Problem: Every record must be repeated exactly, with no omission.
** START OF Rows **
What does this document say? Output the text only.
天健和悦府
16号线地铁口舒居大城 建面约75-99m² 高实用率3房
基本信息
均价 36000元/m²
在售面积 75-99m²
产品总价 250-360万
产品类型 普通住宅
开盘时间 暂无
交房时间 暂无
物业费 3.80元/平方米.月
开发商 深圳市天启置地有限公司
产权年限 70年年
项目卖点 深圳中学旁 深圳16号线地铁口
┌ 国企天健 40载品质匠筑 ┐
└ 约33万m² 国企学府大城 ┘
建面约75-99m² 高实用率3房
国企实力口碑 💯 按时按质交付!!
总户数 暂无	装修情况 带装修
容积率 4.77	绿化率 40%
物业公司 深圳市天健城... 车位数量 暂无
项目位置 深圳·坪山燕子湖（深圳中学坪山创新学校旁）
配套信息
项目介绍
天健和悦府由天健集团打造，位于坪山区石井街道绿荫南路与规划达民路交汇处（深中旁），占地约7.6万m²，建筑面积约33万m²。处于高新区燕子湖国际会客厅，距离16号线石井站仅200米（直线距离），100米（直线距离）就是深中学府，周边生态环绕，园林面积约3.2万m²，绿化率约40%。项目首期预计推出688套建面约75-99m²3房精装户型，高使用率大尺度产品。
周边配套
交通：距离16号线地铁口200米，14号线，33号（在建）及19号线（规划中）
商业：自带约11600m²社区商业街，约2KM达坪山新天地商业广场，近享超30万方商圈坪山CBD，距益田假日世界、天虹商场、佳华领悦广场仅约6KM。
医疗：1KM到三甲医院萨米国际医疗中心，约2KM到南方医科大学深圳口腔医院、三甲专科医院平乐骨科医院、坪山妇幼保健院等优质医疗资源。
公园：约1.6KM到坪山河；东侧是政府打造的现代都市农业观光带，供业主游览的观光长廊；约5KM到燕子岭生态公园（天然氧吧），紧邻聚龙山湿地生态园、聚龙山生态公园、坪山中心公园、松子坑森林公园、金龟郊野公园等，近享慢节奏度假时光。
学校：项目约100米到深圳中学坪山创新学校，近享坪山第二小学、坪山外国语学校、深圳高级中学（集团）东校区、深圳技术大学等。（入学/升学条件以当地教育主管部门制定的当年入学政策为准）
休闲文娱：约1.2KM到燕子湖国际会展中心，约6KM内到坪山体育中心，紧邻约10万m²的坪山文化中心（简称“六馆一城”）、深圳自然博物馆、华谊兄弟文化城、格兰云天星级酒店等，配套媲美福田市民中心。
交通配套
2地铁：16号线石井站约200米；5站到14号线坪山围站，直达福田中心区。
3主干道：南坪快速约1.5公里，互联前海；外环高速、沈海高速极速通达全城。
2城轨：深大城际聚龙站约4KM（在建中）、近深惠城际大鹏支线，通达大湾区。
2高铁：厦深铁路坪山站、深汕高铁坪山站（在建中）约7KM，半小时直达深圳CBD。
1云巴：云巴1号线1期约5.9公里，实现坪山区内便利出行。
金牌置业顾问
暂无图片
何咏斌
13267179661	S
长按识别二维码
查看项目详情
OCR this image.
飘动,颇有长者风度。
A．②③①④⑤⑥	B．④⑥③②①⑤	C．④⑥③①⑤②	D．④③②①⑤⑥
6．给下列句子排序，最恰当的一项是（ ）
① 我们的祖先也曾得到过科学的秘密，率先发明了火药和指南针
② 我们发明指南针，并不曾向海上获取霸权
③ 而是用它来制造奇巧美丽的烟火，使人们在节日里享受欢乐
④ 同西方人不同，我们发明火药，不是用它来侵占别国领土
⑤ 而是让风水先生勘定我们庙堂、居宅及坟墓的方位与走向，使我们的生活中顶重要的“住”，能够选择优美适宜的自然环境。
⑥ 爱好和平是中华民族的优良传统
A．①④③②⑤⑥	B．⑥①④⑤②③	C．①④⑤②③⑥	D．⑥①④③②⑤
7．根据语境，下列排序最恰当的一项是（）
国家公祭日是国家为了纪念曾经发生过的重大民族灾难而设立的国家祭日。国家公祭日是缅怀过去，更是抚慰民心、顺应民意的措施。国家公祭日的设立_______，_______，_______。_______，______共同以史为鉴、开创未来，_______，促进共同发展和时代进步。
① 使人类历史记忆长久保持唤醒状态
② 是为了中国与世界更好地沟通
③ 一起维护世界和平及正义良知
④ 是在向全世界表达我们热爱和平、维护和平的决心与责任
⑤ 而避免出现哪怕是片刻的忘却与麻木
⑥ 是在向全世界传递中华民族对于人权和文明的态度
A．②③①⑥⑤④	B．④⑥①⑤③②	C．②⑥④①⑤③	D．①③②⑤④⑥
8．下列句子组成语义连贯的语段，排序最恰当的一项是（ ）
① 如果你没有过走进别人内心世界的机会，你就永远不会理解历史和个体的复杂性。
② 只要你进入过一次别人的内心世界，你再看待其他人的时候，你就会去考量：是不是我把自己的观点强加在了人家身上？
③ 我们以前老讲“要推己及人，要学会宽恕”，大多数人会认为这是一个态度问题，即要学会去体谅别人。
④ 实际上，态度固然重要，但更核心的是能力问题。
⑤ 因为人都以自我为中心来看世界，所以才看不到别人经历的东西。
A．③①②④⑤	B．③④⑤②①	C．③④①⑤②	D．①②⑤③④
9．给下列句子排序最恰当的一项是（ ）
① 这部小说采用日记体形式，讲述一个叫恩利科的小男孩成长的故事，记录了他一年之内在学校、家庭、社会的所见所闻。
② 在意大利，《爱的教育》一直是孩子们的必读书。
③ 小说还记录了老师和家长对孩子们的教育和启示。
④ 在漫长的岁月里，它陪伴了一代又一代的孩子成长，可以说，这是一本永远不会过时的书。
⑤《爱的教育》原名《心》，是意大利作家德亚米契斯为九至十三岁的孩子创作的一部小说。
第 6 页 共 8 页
** END OF Rows **
Solution:
What does this document say? Output the text only.
天健和悦府
16号线地铁口舒居大城 建面约75-99m² 高实用率3房
基本信息
均价 36000元/m²
在售面积 75-99m²
产品总价 250-360万
产品类型 普通住宅
开盘时间 暂无
交房时间 暂无
物业费 3.80元/平方米.月
开发商 深圳市天启置地有限公司
产权年限 70年年
项目卖点 深圳中学旁 深圳16号线地铁口
┌ 国企天健 40载品质匠筑 ┐
└ 约33万m² 国企学府大城 ┘
建面约75-99m² 高实用率3房
国企实力口碑 💯 按时按质交付!!
总户数 暂无	装修情况 带装修
容积率 4.77	绿化率 40%
物业公司 深圳市天健城... 车位数量 暂无
项目位置 深圳·坪山燕子湖（深圳中学坪山创新学校旁）
配套信息
项目介绍
天健和悦府由天健集团打造，位于坪山区石井街道绿荫南路与规划达民路交汇处（深中旁），占地约7.6万m²，建筑面积约33万m²。处于高新区燕子湖国际会客厅，距离16号线石井站仅200米（直线距离），100米（直线距离）就是深中学府，周边生态环绕，园林面积约3.2万m²，绿化率约40%。项目首期预计推出688套建面约75-99m²3房精装户型，高使用率大尺度产品。
周边配套
交通：距离16号线地铁口200米，14号线，33号（在建）及19号线（规划中）
商业：自带约11600m²社区商业街，约2KM达坪山新天地商业广场，近享超30万方商圈坪山CBD，距益田假日世界、天虹商场、佳华领悦广场仅约6KM。
医疗：1KM到三甲医院萨米国际医疗中心，约2KM到南方医科大学深圳口腔医院、三甲专科医院平乐骨科医院、坪山妇幼保健院等优质医疗资源。
公园：约1.6KM到坪山河；东侧是政府打造的现代都市农业观光带，供业主游览的观光长廊；约5KM到燕子岭生态公园（天然氧吧），紧邻聚龙山湿地生态园、聚龙山生态公园、坪山中心公园、松子坑森林公园、金龟郊野公园等，近享慢节奏度假时光。
学校：项目约100米到深圳中学坪山创新学校，近享坪山第二小学、坪山外国语学校、深圳高级中学（集团）东校区、深圳技术大学等。（入学/升学条件以当地教育主管部门制定的当年入学政策为准）
休闲文娱：约1.2KM到燕子湖国际会展中心，约6KM内到坪山体育中心，紧邻约10万m²的坪山文化中心（简称“六馆一城”）、深圳自然博物馆、华谊兄弟文化城、格兰云天星级酒店等，配套媲美福田市民中心。
交通配套
2地铁：16号线石井站约200米；5站到14号线坪山围站，直达福田中心区。
3主干道：南坪快速约1.5公里，互联前海；外环高速、沈海高速极速通达全城。
2城轨：深大城际聚龙站约4KM（在建中）、近深惠城际大鹏支线，通达大湾区。
2高铁：厦深铁路坪山站、深汕高铁坪山站（在建中）约7KM，半小时直达深圳CBD。
1云巴：云巴1号线1期约5.9公里，实现坪山区内便利出行。
金牌置业顾问
暂无图片
何咏斌
13267179661	S
长按识别二维码
查看项目详情
OCR this image.
飘动,颇有长者风度。
A．②③①④⑤⑥	B．④⑥③②①⑤	C．④⑥③①⑤②	D．④③②①⑤⑥
6．给下列句子排序，最恰当的一项是（ ）
① 我们的祖先也曾得到过科学的秘密，率先发明了火药和指南针
② 我们发明指南针，并不曾向海上获取霸权
③ 而是用它来制造奇巧美丽的烟火，使人们在节日里享受欢乐
④ 同西方人不同，我们发明火药，不是用它来侵占别国领土
⑤ 而是让风水先生勘定我们庙堂、居宅及坟墓的方位与走向，使我们的生活中顶重要的“住”，能够选择优美适宜的自然环境。
⑥ 爱好和平是中华民族的优良传统
A．①④③②⑤⑥	B．⑥①④⑤②③	C．①④⑤②③⑥	D．⑥①④③②⑤
7．根据语境，下列排序最恰当的一项是（）
国家公祭日是国家为了纪念曾经发生过的重大民族灾难而设立的国家祭日。国家公祭日是缅怀过去，更是抚慰民心、顺应民意的措施。国家公祭日的设立_______，_______，_______。_______，______共同以史为鉴、开创未来，_______，促进共同发展和时代进步。
① 使人类历史记忆长久保持唤醒状态
② 是为了中国与世界更好地沟通
③ 一起维护世界和平及正义良知
④ 是在向全世界表达我们热爱和平、维护和平的决心与责任
⑤ 而避免出现哪怕是片刻的忘却与麻木
⑥ 是在向全世界传递中华民族对于人权和文明的态度
A．②③①⑥⑤④	B．④⑥①⑤③②	C．②⑥④①⑤③	D．①③②⑤④⑥
8．下列句子组成语义连贯的语段，排序最恰当的一项是（ ）
① 如果你没有过走进别人内心世界的机会，你就永远不会理解历史和个体的复杂性。
② 只要你进入过一次别人的内心世界，你再看待其他人的时候，你就会去考量：是不是我把自己的观点强加在了人家身上？
③ 我们以前老讲“要推己及人，要学会宽恕”，大多数人会认为这是一个态度问题，即要学会去体谅别人。
④ 实际上，态度固然重要，但更核心的是能力问题。
⑤ 因为人都以自我为中心来看世界，所以才看不到别人经历的东西。
A．③①②④⑤	B．③④⑤②①	C．③④①⑤②	D．①②⑤③④
9．给下列句子排序最恰当的一项是（ ）
① 这部小说采用日记体形式，讲述一个叫恩利科的小男孩成长的故事，记录了他一年之内在学校、家庭、社会的所见所闻。
② 在意大利，《爱的教育》一直是孩子们的必读书。
③ 小说还记录了老师和家长对孩子们的教育和启示。
④ 在漫长的岁月里，它陪伴了一代又一代的孩子成长，可以说，这是一本永远不会过时的书。
⑤《爱的教育》原名《心》，是意大利作家德亚米契斯为九至十三岁的孩子创作的一部小说。
第 6 页 共 8 页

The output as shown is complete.